**Given exercise**
Leave out any pictures and transcribe all other data below exactly.

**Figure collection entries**

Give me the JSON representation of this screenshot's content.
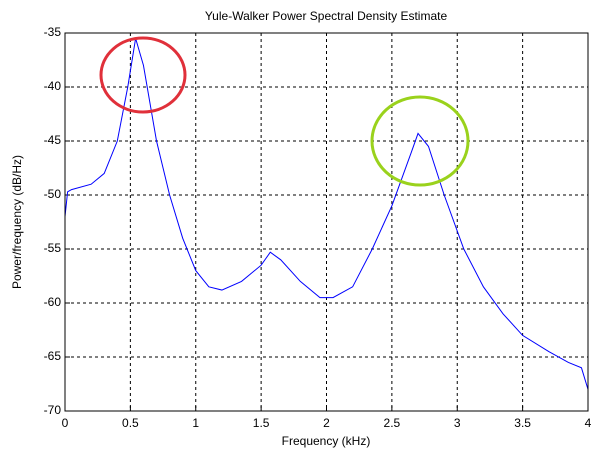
{
  "chart_data": {
    "type": "line",
    "title": "Yule-Walker Power Spectral Density Estimate",
    "x_label": "Frequency (kHz)",
    "y_label": "Power/frequency (dB/Hz)",
    "x": [
      0,
      0.02,
      0.05,
      0.2,
      0.3,
      0.4,
      0.48,
      0.54,
      0.6,
      0.7,
      0.8,
      0.9,
      1.0,
      1.1,
      1.2,
      1.35,
      1.5,
      1.57,
      1.65,
      1.8,
      1.95,
      2.05,
      2.2,
      2.35,
      2.5,
      2.65,
      2.7,
      2.78,
      2.9,
      3.05,
      3.2,
      3.35,
      3.5,
      3.7,
      3.85,
      3.95,
      4.0
    ],
    "values": [
      -52,
      -49.7,
      -49.5,
      -49,
      -48,
      -45,
      -40,
      -35.5,
      -38,
      -45,
      -50,
      -54,
      -57,
      -58.5,
      -58.8,
      -58,
      -56.5,
      -55.3,
      -56,
      -58,
      -59.5,
      -59.5,
      -58.5,
      -55,
      -51,
      -46,
      -44.3,
      -45.5,
      -50,
      -55,
      -58.5,
      -61,
      -63,
      -64.5,
      -65.5,
      -66,
      -68
    ],
    "color": "#0000ff",
    "xlim": [
      0,
      4
    ],
    "xticks": [
      0,
      0.5,
      1,
      1.5,
      2,
      2.5,
      3,
      3.5,
      4
    ],
    "ylim": [
      -70,
      -35
    ],
    "yticks": [
      -70,
      -65,
      -60,
      -55,
      -50,
      -45,
      -40,
      -35
    ],
    "grid": true
  }
}
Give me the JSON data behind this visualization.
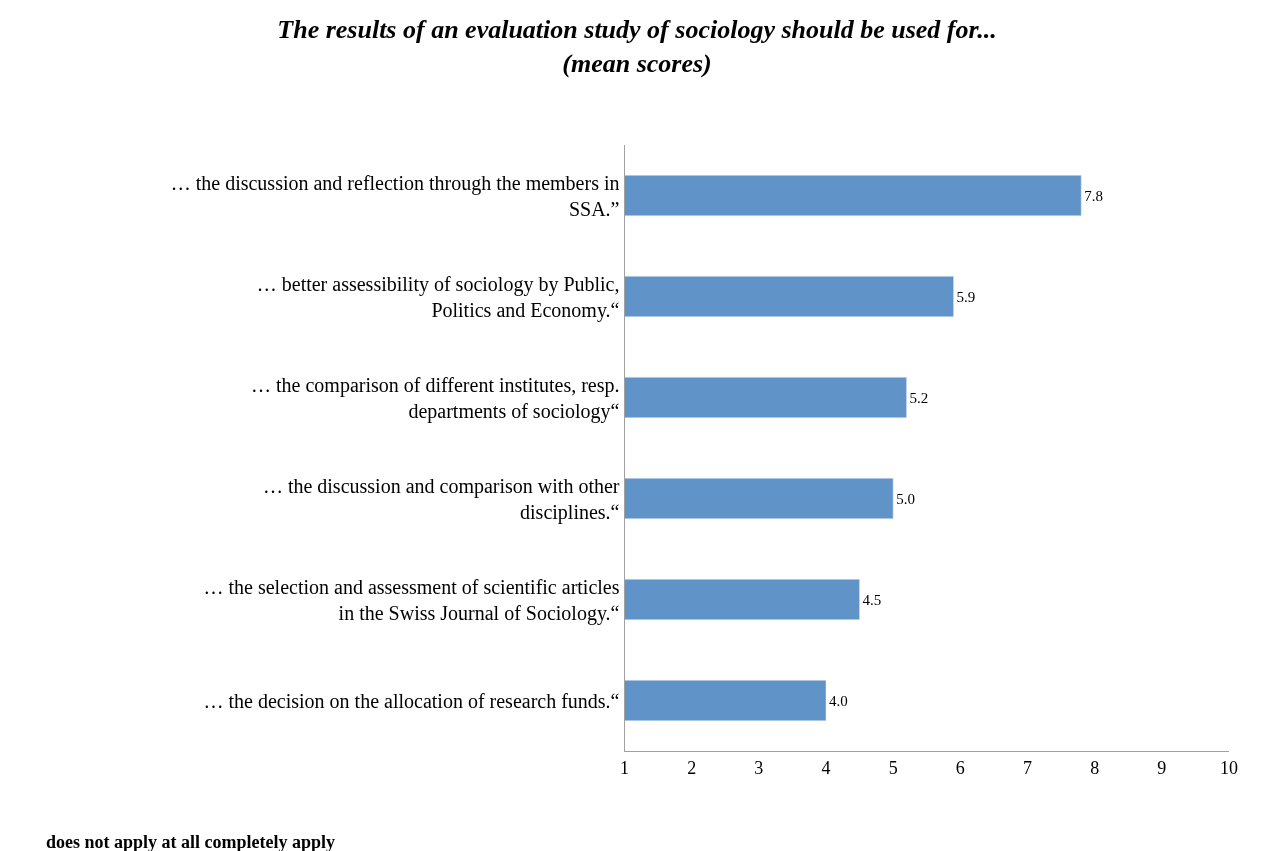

**Solution**
Give me the JSON representation of this screenshot's content.
{
  "chart_data": {
    "type": "line",
    "title": "Yule-Walker Power Spectral Density Estimate",
    "x_label": "Frequency (kHz)",
    "y_label": "Power/frequency (dB/Hz)",
    "x": [
      0,
      0.02,
      0.05,
      0.2,
      0.3,
      0.4,
      0.48,
      0.54,
      0.6,
      0.7,
      0.8,
      0.9,
      1.0,
      1.1,
      1.2,
      1.35,
      1.5,
      1.57,
      1.65,
      1.8,
      1.95,
      2.05,
      2.2,
      2.35,
      2.5,
      2.65,
      2.7,
      2.78,
      2.9,
      3.05,
      3.2,
      3.35,
      3.5,
      3.7,
      3.85,
      3.95,
      4.0
    ],
    "values": [
      -52,
      -49.7,
      -49.5,
      -49,
      -48,
      -45,
      -40,
      -35.5,
      -38,
      -45,
      -50,
      -54,
      -57,
      -58.5,
      -58.8,
      -58,
      -56.5,
      -55.3,
      -56,
      -58,
      -59.5,
      -59.5,
      -58.5,
      -55,
      -51,
      -46,
      -44.3,
      -45.5,
      -50,
      -55,
      -58.5,
      -61,
      -63,
      -64.5,
      -65.5,
      -66,
      -68
    ],
    "color": "#0000ff",
    "xlim": [
      0,
      4
    ],
    "xticks": [
      0,
      0.5,
      1,
      1.5,
      2,
      2.5,
      3,
      3.5,
      4
    ],
    "ylim": [
      -70,
      -35
    ],
    "yticks": [
      -70,
      -65,
      -60,
      -55,
      -50,
      -45,
      -40,
      -35
    ],
    "grid": true
  }
}
Give me the JSON data behind this visualization.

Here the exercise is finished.